ROWS start

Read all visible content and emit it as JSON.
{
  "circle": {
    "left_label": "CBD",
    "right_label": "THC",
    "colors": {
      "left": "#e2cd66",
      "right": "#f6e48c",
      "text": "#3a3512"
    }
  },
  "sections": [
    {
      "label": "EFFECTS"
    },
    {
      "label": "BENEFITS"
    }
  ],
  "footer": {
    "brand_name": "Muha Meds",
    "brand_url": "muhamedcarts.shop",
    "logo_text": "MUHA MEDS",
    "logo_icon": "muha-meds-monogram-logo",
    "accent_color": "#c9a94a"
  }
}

ROWS end

## THE PROBLEM
Go through the records above and set each one down exactly, please.

## ANSWER FOR THE TASK
Read all visible content and emit it as JSON.
{
  "circle": {
    "left_label": "CBD",
    "right_label": "THC",
    "colors": {
      "left": "#e2cd66",
      "right": "#f6e48c",
      "text": "#3a3512"
    }
  },
  "sections": [
    {
      "label": "EFFECTS"
    },
    {
      "label": "BENEFITS"
    }
  ],
  "footer": {
    "brand_name": "Muha Meds",
    "brand_url": "muhamedcarts.shop",
    "logo_text": "MUHA MEDS",
    "logo_icon": "muha-meds-monogram-logo",
    "accent_color": "#c9a94a"
  }
}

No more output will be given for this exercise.